** START **

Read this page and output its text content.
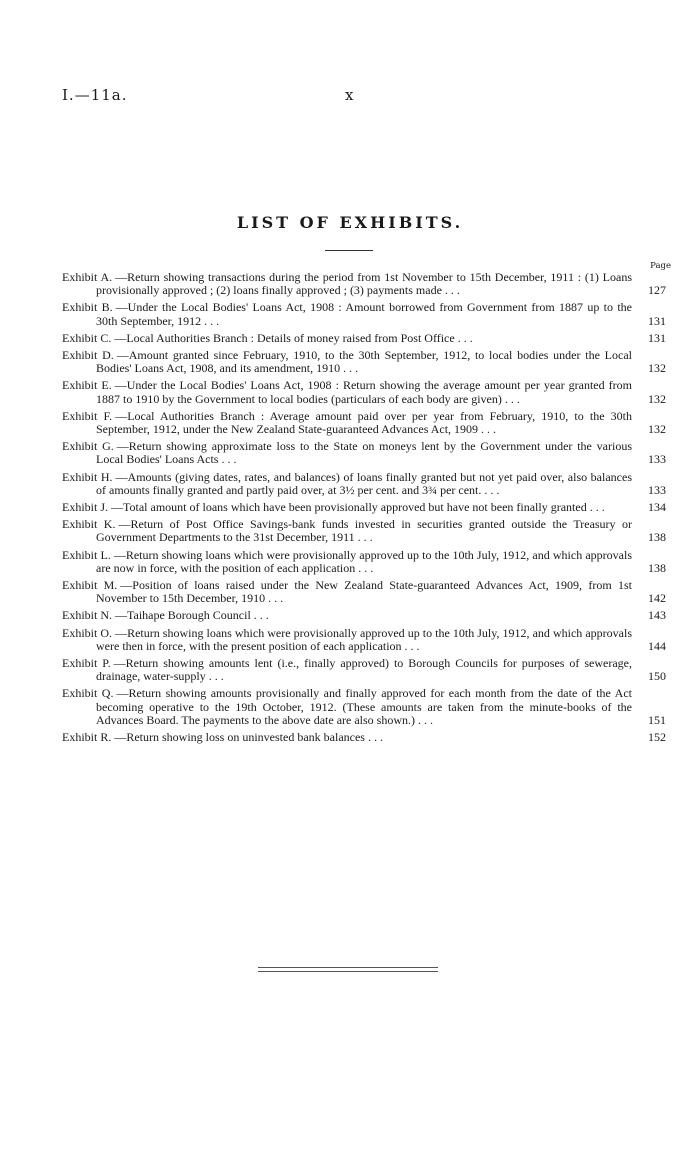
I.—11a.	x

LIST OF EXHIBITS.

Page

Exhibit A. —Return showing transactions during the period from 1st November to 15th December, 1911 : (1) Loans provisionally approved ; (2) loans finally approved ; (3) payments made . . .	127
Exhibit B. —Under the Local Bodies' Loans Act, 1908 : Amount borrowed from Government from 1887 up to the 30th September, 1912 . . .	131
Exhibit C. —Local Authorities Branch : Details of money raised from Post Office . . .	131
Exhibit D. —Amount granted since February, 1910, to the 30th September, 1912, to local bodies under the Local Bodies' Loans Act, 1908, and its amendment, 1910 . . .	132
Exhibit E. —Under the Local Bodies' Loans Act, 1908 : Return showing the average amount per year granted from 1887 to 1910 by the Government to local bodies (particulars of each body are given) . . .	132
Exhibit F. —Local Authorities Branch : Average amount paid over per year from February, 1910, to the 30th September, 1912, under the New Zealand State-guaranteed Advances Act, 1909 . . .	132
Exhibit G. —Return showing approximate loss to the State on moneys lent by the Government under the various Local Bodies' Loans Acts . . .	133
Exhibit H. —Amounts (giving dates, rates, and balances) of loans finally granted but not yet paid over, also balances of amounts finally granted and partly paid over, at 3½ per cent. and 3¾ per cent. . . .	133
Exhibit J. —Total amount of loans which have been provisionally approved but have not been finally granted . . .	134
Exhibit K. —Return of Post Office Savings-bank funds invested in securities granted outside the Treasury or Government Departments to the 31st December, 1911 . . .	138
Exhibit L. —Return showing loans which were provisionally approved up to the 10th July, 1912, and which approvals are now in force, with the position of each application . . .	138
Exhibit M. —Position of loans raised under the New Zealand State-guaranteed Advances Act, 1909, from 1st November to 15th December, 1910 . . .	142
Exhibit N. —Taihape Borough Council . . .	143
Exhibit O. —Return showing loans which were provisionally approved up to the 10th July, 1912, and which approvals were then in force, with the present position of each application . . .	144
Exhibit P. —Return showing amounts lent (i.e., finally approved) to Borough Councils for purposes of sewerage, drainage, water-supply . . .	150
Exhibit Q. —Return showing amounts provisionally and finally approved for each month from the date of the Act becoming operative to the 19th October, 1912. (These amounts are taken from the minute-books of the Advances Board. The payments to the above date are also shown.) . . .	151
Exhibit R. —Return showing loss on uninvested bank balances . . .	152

** END **

Problem description -
Retype the entries word for word. Omit any images.

Exercise solution -
Read this page and output its text content.
I.—11a.	x

LIST OF EXHIBITS.

Page

Exhibit A. —Return showing transactions during the period from 1st November to 15th December, 1911 : (1) Loans provisionally approved ; (2) loans finally approved ; (3) payments made . . .	127
Exhibit B. —Under the Local Bodies' Loans Act, 1908 : Amount borrowed from Government from 1887 up to the 30th September, 1912 . . .	131
Exhibit C. —Local Authorities Branch : Details of money raised from Post Office . . .	131
Exhibit D. —Amount granted since February, 1910, to the 30th September, 1912, to local bodies under the Local Bodies' Loans Act, 1908, and its amendment, 1910 . . .	132
Exhibit E. —Under the Local Bodies' Loans Act, 1908 : Return showing the average amount per year granted from 1887 to 1910 by the Government to local bodies (particulars of each body are given) . . .	132
Exhibit F. —Local Authorities Branch : Average amount paid over per year from February, 1910, to the 30th September, 1912, under the New Zealand State-guaranteed Advances Act, 1909 . . .	132
Exhibit G. —Return showing approximate loss to the State on moneys lent by the Government under the various Local Bodies' Loans Acts . . .	133
Exhibit H. —Amounts (giving dates, rates, and balances) of loans finally granted but not yet paid over, also balances of amounts finally granted and partly paid over, at 3½ per cent. and 3¾ per cent. . . .	133
Exhibit J. —Total amount of loans which have been provisionally approved but have not been finally granted . . .	134
Exhibit K. —Return of Post Office Savings-bank funds invested in securities granted outside the Treasury or Government Departments to the 31st December, 1911 . . .	138
Exhibit L. —Return showing loans which were provisionally approved up to the 10th July, 1912, and which approvals are now in force, with the position of each application . . .	138
Exhibit M. —Position of loans raised under the New Zealand State-guaranteed Advances Act, 1909, from 1st November to 15th December, 1910 . . .	142
Exhibit N. —Taihape Borough Council . . .	143
Exhibit O. —Return showing loans which were provisionally approved up to the 10th July, 1912, and which approvals were then in force, with the present position of each application . . .	144
Exhibit P. —Return showing amounts lent (i.e., finally approved) to Borough Councils for purposes of sewerage, drainage, water-supply . . .	150
Exhibit Q. —Return showing amounts provisionally and finally approved for each month from the date of the Act becoming operative to the 19th October, 1912. (These amounts are taken from the minute-books of the Advances Board. The payments to the above date are also shown.) . . .	151
Exhibit R. —Return showing loss on uninvested bank balances . . .	152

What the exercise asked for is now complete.